- **Goal**:
Copy each line of the entries beneath that contains the word "software".

- **Material for the task**:

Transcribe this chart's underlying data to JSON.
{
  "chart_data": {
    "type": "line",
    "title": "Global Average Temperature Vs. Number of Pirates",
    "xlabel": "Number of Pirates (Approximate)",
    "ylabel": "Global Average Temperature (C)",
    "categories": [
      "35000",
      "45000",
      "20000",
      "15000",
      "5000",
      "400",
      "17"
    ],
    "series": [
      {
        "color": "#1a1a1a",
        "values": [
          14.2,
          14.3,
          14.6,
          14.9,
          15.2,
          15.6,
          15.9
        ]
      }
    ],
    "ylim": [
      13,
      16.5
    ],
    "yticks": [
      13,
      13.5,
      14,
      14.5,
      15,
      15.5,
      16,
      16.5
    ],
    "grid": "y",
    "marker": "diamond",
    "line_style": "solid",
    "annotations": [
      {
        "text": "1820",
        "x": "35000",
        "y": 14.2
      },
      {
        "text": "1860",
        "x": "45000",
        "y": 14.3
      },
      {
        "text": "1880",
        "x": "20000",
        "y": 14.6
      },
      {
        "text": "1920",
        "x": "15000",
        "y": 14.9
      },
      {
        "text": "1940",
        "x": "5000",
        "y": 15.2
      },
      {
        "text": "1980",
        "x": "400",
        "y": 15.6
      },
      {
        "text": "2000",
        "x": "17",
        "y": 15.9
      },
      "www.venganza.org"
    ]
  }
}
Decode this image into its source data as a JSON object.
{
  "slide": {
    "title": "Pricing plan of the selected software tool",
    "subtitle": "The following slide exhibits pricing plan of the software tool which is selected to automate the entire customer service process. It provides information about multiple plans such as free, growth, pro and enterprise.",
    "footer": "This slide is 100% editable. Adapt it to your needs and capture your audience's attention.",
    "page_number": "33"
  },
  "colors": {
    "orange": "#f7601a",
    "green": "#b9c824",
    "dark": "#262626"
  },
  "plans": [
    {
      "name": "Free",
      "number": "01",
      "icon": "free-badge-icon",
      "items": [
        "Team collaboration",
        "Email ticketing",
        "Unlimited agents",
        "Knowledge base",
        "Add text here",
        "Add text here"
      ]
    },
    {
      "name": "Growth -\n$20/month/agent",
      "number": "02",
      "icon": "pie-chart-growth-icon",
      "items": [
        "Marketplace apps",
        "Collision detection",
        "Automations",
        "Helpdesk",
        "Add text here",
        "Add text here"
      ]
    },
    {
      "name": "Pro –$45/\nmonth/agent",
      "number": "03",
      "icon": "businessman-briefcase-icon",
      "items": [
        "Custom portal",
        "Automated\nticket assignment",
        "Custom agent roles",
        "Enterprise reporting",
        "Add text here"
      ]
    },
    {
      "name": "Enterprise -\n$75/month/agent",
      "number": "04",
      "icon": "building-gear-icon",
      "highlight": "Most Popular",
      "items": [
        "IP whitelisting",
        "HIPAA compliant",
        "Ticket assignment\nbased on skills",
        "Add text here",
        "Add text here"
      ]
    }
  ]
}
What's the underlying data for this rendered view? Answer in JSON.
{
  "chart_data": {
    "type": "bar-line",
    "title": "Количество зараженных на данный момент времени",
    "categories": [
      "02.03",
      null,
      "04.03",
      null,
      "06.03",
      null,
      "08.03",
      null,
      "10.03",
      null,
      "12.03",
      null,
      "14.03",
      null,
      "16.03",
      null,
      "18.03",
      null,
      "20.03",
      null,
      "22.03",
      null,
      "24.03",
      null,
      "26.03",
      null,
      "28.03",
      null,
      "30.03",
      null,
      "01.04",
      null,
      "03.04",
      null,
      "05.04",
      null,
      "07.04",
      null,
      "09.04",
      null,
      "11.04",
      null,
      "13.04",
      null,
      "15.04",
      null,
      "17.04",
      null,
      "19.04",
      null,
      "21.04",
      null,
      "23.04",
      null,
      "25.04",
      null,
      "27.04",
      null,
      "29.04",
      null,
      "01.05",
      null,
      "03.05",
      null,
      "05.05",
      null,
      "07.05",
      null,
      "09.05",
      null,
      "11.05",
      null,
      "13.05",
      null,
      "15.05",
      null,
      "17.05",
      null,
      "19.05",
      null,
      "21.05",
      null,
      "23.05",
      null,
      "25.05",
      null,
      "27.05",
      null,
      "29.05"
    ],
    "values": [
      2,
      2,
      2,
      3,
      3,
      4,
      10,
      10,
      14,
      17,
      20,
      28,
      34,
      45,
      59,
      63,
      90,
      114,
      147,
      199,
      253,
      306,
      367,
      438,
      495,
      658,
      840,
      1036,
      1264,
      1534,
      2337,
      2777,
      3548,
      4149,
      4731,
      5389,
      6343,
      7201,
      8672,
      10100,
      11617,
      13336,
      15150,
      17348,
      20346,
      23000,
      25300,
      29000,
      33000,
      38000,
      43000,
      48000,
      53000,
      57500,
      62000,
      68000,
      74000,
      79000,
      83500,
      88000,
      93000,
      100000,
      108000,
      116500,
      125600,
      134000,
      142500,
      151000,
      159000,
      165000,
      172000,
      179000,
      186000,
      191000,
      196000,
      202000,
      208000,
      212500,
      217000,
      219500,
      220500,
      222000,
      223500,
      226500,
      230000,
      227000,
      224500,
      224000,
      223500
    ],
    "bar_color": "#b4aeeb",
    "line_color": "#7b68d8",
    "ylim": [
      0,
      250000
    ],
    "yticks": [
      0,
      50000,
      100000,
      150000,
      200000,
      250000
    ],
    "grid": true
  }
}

- **Solution to this task**:
    "title": "Pricing plan of the selected software tool",
    "subtitle": "The following slide exhibits pricing plan of the software tool which is selected to automate the entire customer service process. It provides information about multiple plans such as free, growth, pro and enterprise.",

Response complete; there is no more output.